Problem statement. Can you write out the records word for word, starting at their first line and ending with the line that contains "collapse-icon[interactable]: − bbox=[38, 94, 47, 104]", with both of those lines included?

Input for this task.

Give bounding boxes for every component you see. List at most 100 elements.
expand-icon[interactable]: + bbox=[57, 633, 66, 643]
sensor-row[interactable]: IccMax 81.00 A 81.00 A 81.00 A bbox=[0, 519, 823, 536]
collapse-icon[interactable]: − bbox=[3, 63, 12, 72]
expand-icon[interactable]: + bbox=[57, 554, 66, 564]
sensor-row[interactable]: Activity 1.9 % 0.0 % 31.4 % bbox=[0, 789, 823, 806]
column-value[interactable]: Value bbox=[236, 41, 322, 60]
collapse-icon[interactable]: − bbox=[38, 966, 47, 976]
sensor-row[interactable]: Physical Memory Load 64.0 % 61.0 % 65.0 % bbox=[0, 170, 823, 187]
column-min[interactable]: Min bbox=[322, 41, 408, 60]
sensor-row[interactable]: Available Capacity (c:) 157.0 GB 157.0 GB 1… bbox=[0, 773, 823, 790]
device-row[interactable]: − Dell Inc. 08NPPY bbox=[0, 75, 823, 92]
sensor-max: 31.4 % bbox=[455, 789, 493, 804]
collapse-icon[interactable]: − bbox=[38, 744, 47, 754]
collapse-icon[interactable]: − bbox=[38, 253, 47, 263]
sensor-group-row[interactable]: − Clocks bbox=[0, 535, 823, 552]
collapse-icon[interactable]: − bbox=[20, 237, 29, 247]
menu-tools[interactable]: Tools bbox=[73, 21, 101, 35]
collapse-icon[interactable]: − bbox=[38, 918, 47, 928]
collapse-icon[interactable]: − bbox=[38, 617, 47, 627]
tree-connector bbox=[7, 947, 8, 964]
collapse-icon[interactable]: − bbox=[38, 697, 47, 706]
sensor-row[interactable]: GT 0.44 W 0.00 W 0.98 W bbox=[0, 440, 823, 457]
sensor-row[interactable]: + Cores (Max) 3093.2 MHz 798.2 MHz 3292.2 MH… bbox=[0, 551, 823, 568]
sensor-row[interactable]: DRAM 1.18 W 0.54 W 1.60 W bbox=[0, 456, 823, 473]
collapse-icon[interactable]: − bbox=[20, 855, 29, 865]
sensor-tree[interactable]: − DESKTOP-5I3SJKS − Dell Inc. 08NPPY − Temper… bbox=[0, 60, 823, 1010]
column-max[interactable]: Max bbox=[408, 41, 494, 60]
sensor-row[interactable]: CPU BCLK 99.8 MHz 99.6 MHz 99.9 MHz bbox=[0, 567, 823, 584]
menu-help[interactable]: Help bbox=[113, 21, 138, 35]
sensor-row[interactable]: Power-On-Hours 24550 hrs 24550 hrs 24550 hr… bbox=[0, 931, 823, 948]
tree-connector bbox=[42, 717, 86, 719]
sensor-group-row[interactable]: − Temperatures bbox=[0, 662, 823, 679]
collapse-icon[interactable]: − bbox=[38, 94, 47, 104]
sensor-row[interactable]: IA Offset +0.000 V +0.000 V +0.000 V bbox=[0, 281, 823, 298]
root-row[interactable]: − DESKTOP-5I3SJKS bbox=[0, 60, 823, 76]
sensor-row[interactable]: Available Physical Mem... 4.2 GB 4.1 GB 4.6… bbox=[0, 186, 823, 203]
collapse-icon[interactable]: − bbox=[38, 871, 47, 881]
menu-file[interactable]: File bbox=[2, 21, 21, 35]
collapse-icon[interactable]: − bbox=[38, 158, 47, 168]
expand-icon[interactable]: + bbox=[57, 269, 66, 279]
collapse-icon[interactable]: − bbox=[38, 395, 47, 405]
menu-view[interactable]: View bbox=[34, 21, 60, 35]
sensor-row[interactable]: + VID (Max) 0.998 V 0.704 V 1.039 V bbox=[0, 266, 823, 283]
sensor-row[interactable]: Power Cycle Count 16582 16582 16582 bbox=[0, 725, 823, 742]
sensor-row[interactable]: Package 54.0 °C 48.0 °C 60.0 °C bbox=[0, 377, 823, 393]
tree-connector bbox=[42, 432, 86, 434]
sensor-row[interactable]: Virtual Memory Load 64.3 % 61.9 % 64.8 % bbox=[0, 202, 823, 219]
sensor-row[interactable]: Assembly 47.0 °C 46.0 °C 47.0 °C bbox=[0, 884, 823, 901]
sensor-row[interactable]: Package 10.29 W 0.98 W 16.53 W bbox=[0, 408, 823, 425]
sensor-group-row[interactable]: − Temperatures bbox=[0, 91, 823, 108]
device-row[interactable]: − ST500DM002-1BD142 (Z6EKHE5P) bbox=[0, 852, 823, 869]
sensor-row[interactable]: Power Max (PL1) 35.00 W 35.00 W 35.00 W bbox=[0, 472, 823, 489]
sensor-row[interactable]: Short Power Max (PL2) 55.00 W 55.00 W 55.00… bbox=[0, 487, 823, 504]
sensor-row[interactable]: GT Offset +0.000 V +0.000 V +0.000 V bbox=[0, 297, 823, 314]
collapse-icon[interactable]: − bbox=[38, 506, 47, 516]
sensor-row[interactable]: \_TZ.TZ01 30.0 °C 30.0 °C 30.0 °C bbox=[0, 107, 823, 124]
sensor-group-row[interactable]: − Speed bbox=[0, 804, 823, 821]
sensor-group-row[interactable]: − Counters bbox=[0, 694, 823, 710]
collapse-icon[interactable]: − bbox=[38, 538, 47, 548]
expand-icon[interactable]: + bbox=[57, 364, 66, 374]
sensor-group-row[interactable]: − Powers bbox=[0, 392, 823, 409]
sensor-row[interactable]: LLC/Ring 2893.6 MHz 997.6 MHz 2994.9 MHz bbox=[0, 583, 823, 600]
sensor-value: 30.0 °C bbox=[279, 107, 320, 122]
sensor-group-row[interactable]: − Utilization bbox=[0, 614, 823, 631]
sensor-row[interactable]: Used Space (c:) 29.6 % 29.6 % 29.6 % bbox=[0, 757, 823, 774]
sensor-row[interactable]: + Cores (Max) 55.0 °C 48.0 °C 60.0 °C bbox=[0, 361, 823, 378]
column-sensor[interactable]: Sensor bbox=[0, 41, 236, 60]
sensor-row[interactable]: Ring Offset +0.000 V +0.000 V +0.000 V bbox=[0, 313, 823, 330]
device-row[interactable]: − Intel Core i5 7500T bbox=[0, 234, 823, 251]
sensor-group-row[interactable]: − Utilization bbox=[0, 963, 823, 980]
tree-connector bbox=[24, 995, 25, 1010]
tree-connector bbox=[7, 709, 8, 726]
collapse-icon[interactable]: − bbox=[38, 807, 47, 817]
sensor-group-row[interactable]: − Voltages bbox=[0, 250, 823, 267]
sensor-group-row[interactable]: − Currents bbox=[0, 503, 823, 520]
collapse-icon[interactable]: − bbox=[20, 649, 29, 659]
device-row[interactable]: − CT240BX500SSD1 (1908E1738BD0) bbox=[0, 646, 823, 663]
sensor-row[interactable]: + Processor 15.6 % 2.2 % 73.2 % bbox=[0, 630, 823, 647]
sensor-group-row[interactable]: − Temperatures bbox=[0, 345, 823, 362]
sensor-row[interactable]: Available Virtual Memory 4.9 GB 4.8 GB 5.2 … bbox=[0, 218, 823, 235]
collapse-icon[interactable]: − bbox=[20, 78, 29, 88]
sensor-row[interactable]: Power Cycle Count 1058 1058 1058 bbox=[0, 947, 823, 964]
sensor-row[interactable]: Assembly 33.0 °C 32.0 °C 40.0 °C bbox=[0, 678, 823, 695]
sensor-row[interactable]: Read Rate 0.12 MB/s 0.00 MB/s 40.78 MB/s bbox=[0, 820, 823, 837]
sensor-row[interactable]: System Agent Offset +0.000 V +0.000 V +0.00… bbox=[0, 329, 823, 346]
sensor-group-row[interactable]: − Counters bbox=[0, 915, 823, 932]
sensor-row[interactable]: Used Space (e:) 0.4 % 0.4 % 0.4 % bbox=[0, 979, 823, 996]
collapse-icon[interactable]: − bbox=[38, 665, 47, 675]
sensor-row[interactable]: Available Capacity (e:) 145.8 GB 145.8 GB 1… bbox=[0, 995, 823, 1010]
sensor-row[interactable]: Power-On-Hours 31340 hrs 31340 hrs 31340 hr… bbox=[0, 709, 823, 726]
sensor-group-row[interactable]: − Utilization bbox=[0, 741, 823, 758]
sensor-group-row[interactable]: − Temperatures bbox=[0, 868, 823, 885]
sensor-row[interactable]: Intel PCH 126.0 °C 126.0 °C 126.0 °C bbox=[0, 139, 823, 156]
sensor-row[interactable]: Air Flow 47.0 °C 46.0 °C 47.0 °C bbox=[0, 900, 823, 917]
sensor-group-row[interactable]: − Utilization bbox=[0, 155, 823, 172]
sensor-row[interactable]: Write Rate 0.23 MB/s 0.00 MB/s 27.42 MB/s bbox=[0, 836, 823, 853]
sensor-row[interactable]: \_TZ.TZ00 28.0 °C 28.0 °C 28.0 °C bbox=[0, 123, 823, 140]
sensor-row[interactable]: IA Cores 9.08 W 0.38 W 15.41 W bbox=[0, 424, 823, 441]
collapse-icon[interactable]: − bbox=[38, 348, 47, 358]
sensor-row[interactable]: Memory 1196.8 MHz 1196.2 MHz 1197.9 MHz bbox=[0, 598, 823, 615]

Answer.
Give bounding boxes for every component you see. List at most 100 elements.
expand-icon[interactable]: + bbox=[57, 633, 66, 643]
sensor-row[interactable]: IccMax 81.00 A 81.00 A 81.00 A bbox=[0, 519, 823, 536]
collapse-icon[interactable]: − bbox=[3, 63, 12, 72]
expand-icon[interactable]: + bbox=[57, 554, 66, 564]
sensor-row[interactable]: Activity 1.9 % 0.0 % 31.4 % bbox=[0, 789, 823, 806]
column-value[interactable]: Value bbox=[236, 41, 322, 60]
collapse-icon[interactable]: − bbox=[38, 966, 47, 976]
sensor-row[interactable]: Physical Memory Load 64.0 % 61.0 % 65.0 % bbox=[0, 170, 823, 187]
column-min[interactable]: Min bbox=[322, 41, 408, 60]
sensor-row[interactable]: Available Capacity (c:) 157.0 GB 157.0 GB 1… bbox=[0, 773, 823, 790]
device-row[interactable]: − Dell Inc. 08NPPY bbox=[0, 75, 823, 92]
sensor-max: 31.4 % bbox=[455, 789, 493, 804]
collapse-icon[interactable]: − bbox=[38, 744, 47, 754]
collapse-icon[interactable]: − bbox=[38, 253, 47, 263]
sensor-group-row[interactable]: − Clocks bbox=[0, 535, 823, 552]
collapse-icon[interactable]: − bbox=[20, 237, 29, 247]
menu-tools[interactable]: Tools bbox=[73, 21, 101, 35]
collapse-icon[interactable]: − bbox=[38, 918, 47, 928]
collapse-icon[interactable]: − bbox=[38, 617, 47, 627]
tree-connector bbox=[7, 947, 8, 964]
collapse-icon[interactable]: − bbox=[38, 697, 47, 706]
sensor-row[interactable]: GT 0.44 W 0.00 W 0.98 W bbox=[0, 440, 823, 457]
sensor-row[interactable]: + Cores (Max) 3093.2 MHz 798.2 MHz 3292.2 MH… bbox=[0, 551, 823, 568]
sensor-row[interactable]: DRAM 1.18 W 0.54 W 1.60 W bbox=[0, 456, 823, 473]
collapse-icon[interactable]: − bbox=[20, 855, 29, 865]
sensor-tree[interactable]: − DESKTOP-5I3SJKS − Dell Inc. 08NPPY − Temper… bbox=[0, 60, 823, 1010]
column-max[interactable]: Max bbox=[408, 41, 494, 60]
sensor-row[interactable]: CPU BCLK 99.8 MHz 99.6 MHz 99.9 MHz bbox=[0, 567, 823, 584]
menu-help[interactable]: Help bbox=[113, 21, 138, 35]
sensor-row[interactable]: Power-On-Hours 24550 hrs 24550 hrs 24550 hr… bbox=[0, 931, 823, 948]
tree-connector bbox=[42, 717, 86, 719]
sensor-group-row[interactable]: − Temperatures bbox=[0, 662, 823, 679]
collapse-icon[interactable]: − bbox=[38, 94, 47, 104]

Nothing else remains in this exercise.